Dataset entries on figures
================

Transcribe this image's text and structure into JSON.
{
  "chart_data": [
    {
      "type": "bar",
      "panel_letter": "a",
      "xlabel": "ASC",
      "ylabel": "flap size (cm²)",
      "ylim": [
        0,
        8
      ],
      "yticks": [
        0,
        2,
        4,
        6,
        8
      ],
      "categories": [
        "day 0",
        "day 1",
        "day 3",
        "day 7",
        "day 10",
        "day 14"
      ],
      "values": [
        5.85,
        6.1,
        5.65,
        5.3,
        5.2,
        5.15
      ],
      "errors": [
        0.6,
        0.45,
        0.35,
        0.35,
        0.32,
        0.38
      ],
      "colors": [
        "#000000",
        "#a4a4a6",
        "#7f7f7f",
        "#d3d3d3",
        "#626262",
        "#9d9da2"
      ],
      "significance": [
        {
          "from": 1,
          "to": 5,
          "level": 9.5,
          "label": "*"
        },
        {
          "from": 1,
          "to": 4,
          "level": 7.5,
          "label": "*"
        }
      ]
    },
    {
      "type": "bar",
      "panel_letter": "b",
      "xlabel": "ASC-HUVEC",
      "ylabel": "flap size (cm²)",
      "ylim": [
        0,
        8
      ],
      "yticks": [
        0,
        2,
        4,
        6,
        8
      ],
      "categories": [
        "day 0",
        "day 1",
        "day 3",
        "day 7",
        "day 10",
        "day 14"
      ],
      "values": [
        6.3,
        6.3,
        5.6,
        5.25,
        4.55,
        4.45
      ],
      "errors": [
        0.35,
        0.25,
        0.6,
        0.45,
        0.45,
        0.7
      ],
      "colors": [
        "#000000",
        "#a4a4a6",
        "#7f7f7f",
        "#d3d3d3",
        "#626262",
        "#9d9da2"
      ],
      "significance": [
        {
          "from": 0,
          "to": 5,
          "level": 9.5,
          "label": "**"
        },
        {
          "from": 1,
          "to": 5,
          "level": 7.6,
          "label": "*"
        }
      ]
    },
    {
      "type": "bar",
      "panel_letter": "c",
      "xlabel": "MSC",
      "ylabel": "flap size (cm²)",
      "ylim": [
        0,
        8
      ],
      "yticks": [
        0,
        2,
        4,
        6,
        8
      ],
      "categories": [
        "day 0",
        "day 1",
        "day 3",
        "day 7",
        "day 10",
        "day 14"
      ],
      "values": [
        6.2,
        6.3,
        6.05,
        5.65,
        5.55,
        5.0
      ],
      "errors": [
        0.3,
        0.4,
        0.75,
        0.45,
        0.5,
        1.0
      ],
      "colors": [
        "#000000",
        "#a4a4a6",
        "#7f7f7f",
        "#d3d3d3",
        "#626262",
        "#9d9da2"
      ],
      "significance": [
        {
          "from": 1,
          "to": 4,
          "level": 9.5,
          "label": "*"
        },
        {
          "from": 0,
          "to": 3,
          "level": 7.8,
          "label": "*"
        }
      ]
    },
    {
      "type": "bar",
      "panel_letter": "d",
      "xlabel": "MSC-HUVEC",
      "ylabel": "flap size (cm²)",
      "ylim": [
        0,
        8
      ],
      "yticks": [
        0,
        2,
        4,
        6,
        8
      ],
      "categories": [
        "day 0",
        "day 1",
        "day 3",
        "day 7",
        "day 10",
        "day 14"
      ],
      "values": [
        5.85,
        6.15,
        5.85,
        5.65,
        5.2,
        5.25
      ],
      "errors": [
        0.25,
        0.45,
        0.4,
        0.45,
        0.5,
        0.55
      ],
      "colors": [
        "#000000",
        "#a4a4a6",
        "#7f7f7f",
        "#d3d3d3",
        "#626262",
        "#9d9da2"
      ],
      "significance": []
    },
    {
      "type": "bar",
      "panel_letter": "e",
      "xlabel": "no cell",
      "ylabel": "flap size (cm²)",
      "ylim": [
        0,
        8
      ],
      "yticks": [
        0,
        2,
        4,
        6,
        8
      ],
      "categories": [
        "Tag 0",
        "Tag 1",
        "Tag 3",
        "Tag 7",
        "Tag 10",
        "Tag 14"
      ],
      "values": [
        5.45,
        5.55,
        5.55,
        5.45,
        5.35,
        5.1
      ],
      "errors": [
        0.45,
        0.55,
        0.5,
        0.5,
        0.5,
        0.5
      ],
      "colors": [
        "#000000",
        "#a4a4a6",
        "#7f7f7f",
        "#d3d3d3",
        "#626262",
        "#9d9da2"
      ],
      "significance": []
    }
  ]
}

================

• _PROBLEM DESCRIPTION_
Return what is listed above, exactly and completely.

• _SOLVED EXERCISE_
Transcribe this image's text and structure into JSON.
{
  "chart_data": [
    {
      "type": "bar",
      "panel_letter": "a",
      "xlabel": "ASC",
      "ylabel": "flap size (cm²)",
      "ylim": [
        0,
        8
      ],
      "yticks": [
        0,
        2,
        4,
        6,
        8
      ],
      "categories": [
        "day 0",
        "day 1",
        "day 3",
        "day 7",
        "day 10",
        "day 14"
      ],
      "values": [
        5.85,
        6.1,
        5.65,
        5.3,
        5.2,
        5.15
      ],
      "errors": [
        0.6,
        0.45,
        0.35,
        0.35,
        0.32,
        0.38
      ],
      "colors": [
        "#000000",
        "#a4a4a6",
        "#7f7f7f",
        "#d3d3d3",
        "#626262",
        "#9d9da2"
      ],
      "significance": [
        {
          "from": 1,
          "to": 5,
          "level": 9.5,
          "label": "*"
        },
        {
          "from": 1,
          "to": 4,
          "level": 7.5,
          "label": "*"
        }
      ]
    },
    {
      "type": "bar",
      "panel_letter": "b",
      "xlabel": "ASC-HUVEC",
      "ylabel": "flap size (cm²)",
      "ylim": [
        0,
        8
      ],
      "yticks": [
        0,
        2,
        4,
        6,
        8
      ],
      "categories": [
        "day 0",
        "day 1",
        "day 3",
        "day 7",
        "day 10",
        "day 14"
      ],
      "values": [
        6.3,
        6.3,
        5.6,
        5.25,
        4.55,
        4.45
      ],
      "errors": [
        0.35,
        0.25,
        0.6,
        0.45,
        0.45,
        0.7
      ],
      "colors": [
        "#000000",
        "#a4a4a6",
        "#7f7f7f",
        "#d3d3d3",
        "#626262",
        "#9d9da2"
      ],
      "significance": [
        {
          "from": 0,
          "to": 5,
          "level": 9.5,
          "label": "**"
        },
        {
          "from": 1,
          "to": 5,
          "level": 7.6,
          "label": "*"
        }
      ]
    },
    {
      "type": "bar",
      "panel_letter": "c",
      "xlabel": "MSC",
      "ylabel": "flap size (cm²)",
      "ylim": [
        0,
        8
      ],
      "yticks": [
        0,
        2,
        4,
        6,
        8
      ],
      "categories": [
        "day 0",
        "day 1",
        "day 3",
        "day 7",
        "day 10",
        "day 14"
      ],
      "values": [
        6.2,
        6.3,
        6.05,
        5.65,
        5.55,
        5.0
      ],
      "errors": [
        0.3,
        0.4,
        0.75,
        0.45,
        0.5,
        1.0
      ],
      "colors": [
        "#000000",
        "#a4a4a6",
        "#7f7f7f",
        "#d3d3d3",
        "#626262",
        "#9d9da2"
      ],
      "significance": [
        {
          "from": 1,
          "to": 4,
          "level": 9.5,
          "label": "*"
        },
        {
          "from": 0,
          "to": 3,
          "level": 7.8,
          "label": "*"
        }
      ]
    },
    {
      "type": "bar",
      "panel_letter": "d",
      "xlabel": "MSC-HUVEC",
      "ylabel": "flap size (cm²)",
      "ylim": [
        0,
        8
      ],
      "yticks": [
        0,
        2,
        4,
        6,
        8
      ],
      "categories": [
        "day 0",
        "day 1",
        "day 3",
        "day 7",
        "day 10",
        "day 14"
      ],
      "values": [
        5.85,
        6.15,
        5.85,
        5.65,
        5.2,
        5.25
      ],
      "errors": [
        0.25,
        0.45,
        0.4,
        0.45,
        0.5,
        0.55
      ],
      "colors": [
        "#000000",
        "#a4a4a6",
        "#7f7f7f",
        "#d3d3d3",
        "#626262",
        "#9d9da2"
      ],
      "significance": []
    },
    {
      "type": "bar",
      "panel_letter": "e",
      "xlabel": "no cell",
      "ylabel": "flap size (cm²)",
      "ylim": [
        0,
        8
      ],
      "yticks": [
        0,
        2,
        4,
        6,
        8
      ],
      "categories": [
        "Tag 0",
        "Tag 1",
        "Tag 3",
        "Tag 7",
        "Tag 10",
        "Tag 14"
      ],
      "values": [
        5.45,
        5.55,
        5.55,
        5.45,
        5.35,
        5.1
      ],
      "errors": [
        0.45,
        0.55,
        0.5,
        0.5,
        0.5,
        0.5
      ],
      "colors": [
        "#000000",
        "#a4a4a6",
        "#7f7f7f",
        "#d3d3d3",
        "#626262",
        "#9d9da2"
      ],
      "significance": []
    }
  ]
}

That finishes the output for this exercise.